## begin DATA ENTRIES
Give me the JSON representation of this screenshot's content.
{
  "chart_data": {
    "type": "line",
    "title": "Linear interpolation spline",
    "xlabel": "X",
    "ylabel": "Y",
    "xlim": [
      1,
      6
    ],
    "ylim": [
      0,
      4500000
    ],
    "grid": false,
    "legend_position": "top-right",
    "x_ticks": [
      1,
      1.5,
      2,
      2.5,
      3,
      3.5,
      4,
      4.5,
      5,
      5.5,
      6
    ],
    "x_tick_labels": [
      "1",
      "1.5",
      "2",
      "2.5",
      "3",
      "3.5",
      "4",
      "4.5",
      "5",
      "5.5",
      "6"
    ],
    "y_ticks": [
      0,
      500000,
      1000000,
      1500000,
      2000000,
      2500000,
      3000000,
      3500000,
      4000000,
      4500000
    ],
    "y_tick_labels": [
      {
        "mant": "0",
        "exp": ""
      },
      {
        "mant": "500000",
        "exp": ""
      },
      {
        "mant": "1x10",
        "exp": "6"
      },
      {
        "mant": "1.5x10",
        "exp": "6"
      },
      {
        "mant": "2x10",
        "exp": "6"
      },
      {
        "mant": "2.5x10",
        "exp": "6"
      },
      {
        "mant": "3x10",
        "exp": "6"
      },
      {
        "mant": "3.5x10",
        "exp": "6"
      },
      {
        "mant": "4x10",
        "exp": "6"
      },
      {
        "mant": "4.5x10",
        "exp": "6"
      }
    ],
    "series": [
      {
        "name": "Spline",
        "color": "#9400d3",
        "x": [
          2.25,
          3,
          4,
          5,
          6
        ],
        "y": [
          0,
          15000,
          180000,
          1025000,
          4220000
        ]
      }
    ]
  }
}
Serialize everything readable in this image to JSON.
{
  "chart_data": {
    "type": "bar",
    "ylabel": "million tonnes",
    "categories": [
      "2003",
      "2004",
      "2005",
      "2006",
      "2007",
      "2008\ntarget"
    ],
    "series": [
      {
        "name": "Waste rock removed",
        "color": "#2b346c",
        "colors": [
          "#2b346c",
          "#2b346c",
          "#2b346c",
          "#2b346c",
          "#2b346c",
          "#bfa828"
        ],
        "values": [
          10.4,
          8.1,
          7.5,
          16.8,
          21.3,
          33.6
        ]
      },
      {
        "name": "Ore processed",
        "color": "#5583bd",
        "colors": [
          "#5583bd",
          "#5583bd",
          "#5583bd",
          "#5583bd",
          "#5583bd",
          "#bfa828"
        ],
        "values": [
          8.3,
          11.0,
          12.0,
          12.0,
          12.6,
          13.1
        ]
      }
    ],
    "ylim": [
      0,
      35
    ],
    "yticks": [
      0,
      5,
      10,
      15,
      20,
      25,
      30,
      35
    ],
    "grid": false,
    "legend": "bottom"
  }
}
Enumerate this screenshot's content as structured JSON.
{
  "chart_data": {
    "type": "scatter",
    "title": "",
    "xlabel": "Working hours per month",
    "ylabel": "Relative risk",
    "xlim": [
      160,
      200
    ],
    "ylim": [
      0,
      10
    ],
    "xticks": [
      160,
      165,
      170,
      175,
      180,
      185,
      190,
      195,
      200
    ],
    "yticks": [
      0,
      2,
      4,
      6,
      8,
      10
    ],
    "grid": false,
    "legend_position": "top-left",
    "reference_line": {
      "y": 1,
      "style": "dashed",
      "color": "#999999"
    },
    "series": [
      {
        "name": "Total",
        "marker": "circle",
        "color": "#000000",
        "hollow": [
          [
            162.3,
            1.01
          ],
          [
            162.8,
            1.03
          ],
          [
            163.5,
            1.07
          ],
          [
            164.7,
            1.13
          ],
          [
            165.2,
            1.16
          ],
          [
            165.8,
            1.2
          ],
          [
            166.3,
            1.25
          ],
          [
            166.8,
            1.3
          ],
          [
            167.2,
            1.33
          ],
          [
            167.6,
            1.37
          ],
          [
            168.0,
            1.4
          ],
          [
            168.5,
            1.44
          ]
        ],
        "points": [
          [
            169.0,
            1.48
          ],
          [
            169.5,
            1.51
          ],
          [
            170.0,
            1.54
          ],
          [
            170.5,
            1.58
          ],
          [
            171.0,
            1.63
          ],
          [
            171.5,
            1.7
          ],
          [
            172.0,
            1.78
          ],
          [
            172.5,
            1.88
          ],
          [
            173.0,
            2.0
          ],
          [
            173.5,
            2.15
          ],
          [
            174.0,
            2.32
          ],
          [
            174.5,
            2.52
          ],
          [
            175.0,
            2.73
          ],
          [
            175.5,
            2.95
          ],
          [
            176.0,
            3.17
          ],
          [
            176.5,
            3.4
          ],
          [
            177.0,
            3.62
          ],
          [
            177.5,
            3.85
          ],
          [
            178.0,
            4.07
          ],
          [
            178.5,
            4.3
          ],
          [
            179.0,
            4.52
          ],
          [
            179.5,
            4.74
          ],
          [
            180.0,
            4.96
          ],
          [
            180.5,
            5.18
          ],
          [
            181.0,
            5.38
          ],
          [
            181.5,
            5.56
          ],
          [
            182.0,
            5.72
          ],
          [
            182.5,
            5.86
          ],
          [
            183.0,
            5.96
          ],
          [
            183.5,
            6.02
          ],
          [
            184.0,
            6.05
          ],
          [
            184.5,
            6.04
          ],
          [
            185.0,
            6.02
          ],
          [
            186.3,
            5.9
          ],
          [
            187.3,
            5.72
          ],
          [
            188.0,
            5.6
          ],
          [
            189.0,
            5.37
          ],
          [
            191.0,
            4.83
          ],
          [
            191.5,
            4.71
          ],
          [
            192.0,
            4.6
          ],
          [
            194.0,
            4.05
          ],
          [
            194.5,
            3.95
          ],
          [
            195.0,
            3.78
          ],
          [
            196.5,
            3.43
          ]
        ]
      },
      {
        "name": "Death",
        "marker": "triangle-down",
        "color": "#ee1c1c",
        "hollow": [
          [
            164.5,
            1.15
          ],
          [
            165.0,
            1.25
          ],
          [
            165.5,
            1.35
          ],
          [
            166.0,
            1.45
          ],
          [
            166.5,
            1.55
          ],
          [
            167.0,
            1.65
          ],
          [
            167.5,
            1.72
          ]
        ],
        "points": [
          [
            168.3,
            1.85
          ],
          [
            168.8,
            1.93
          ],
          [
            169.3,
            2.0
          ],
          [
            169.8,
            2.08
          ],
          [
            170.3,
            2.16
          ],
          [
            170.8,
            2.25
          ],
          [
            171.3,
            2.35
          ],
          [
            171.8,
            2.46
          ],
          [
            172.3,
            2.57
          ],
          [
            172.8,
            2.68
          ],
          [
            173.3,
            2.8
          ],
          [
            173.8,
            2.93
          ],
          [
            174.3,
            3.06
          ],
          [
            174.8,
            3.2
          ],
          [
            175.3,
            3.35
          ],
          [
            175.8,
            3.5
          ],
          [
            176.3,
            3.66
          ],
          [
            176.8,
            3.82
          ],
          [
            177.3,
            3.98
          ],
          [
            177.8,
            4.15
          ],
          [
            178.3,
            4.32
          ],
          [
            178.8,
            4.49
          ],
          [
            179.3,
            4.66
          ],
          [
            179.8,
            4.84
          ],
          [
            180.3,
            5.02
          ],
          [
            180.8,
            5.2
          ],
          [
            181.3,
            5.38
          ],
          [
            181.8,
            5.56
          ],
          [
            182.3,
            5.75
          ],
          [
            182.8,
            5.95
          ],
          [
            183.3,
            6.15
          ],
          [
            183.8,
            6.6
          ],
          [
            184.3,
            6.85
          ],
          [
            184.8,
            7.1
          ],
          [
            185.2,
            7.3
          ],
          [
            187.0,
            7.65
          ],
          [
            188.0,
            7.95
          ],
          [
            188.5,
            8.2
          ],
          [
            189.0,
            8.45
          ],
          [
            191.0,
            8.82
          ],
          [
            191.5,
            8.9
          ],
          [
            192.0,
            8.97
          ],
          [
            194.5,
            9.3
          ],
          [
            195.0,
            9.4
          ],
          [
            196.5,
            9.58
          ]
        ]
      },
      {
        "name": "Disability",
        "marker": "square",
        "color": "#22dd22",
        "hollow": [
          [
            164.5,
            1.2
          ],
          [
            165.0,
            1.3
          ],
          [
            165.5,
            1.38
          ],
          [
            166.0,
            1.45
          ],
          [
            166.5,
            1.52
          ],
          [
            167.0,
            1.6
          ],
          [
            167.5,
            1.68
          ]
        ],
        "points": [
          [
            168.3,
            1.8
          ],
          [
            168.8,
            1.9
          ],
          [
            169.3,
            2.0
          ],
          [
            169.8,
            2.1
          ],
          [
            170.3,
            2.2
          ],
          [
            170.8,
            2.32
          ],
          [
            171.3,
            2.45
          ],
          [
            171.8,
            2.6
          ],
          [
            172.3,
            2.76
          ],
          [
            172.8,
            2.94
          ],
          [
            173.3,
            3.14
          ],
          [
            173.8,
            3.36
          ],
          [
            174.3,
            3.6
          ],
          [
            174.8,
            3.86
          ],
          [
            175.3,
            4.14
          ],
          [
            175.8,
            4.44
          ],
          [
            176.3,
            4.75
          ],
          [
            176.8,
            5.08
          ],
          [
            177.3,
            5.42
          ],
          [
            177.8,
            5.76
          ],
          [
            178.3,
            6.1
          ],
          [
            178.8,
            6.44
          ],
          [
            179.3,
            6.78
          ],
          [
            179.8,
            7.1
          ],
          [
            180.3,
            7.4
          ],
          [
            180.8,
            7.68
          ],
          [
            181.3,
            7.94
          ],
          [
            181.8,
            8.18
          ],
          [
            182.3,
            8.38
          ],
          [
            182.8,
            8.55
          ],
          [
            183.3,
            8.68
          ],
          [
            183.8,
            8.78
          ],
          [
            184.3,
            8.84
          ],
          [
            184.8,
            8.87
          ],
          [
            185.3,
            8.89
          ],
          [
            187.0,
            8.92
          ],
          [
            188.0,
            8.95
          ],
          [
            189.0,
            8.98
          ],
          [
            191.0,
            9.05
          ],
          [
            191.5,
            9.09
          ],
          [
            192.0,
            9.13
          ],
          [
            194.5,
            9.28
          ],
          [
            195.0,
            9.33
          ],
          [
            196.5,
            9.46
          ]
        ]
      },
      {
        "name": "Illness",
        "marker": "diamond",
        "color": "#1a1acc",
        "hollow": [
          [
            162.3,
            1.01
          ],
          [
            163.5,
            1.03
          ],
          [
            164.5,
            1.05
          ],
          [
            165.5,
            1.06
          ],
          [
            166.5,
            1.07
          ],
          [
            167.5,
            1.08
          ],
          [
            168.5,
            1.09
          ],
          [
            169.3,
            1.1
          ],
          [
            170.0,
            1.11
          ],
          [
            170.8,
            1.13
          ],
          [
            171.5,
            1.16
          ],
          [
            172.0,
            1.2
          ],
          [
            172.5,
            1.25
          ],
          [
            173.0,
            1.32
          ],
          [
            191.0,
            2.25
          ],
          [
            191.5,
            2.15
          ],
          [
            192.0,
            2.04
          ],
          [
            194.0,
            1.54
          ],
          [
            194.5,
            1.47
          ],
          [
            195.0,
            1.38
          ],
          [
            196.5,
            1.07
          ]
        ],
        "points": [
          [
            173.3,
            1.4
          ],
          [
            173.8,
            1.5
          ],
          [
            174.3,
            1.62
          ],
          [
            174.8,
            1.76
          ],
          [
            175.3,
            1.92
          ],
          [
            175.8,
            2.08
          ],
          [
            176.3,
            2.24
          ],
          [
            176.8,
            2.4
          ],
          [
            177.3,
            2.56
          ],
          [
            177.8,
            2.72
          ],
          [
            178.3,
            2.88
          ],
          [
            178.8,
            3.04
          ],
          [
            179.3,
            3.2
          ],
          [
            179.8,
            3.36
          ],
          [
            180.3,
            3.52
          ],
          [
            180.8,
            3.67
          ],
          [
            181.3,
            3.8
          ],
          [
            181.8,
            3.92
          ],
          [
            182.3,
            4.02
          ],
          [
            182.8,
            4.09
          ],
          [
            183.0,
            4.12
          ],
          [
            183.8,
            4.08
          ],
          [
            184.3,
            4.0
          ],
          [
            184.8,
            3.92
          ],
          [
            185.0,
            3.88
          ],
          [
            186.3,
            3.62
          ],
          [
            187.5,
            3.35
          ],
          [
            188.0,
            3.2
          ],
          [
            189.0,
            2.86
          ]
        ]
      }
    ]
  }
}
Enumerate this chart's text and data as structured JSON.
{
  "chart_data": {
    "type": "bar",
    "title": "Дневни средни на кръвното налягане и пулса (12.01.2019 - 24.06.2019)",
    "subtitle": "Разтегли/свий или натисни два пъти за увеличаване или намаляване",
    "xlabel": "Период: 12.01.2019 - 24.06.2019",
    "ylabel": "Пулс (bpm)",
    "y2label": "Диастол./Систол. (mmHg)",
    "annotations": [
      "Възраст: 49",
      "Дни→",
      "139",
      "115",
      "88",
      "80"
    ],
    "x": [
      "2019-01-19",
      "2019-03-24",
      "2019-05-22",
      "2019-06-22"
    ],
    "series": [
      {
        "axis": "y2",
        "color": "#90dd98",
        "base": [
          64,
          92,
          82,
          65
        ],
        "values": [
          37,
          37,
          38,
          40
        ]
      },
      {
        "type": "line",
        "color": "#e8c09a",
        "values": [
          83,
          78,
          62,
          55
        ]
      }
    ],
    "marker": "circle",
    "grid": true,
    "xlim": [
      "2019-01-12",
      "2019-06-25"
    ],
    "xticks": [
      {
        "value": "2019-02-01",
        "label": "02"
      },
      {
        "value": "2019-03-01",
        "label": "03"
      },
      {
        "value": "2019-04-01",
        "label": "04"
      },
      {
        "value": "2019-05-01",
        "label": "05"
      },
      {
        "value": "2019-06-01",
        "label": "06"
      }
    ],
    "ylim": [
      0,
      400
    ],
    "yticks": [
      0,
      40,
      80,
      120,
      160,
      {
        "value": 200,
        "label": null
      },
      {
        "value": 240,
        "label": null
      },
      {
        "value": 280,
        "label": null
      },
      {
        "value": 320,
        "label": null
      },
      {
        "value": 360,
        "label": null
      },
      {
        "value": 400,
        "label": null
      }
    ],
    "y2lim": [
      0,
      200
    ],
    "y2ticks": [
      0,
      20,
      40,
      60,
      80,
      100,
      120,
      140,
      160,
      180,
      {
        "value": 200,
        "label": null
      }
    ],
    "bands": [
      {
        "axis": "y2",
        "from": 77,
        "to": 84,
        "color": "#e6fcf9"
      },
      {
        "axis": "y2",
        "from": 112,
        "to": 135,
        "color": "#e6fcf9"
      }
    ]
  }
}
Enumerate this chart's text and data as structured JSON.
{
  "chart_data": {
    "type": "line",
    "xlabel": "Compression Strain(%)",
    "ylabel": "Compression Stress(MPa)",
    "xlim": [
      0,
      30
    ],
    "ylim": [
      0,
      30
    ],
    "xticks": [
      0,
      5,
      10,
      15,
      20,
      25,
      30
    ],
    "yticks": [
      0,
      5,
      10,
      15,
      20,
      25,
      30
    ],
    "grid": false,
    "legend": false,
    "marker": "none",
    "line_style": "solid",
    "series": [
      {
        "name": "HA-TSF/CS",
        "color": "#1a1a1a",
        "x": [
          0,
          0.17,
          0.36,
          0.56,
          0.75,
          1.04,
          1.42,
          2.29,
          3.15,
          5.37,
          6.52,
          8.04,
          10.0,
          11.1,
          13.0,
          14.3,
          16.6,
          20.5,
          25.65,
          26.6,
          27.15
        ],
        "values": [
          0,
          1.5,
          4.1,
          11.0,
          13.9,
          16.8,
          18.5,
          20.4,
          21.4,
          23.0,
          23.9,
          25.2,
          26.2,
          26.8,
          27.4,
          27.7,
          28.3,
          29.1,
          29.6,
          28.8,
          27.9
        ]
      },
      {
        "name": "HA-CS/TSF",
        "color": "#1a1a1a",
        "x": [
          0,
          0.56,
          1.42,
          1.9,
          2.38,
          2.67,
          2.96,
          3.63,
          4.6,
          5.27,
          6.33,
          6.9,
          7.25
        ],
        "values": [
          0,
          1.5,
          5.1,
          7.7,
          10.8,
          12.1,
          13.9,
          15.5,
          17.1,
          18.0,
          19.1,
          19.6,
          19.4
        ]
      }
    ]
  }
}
## end DATA ENTRIES
SHORT TASK >> Report how many lines of the listing hold the string "name", giving only the number.

RESPONSE TO THE EXERCISE >> 9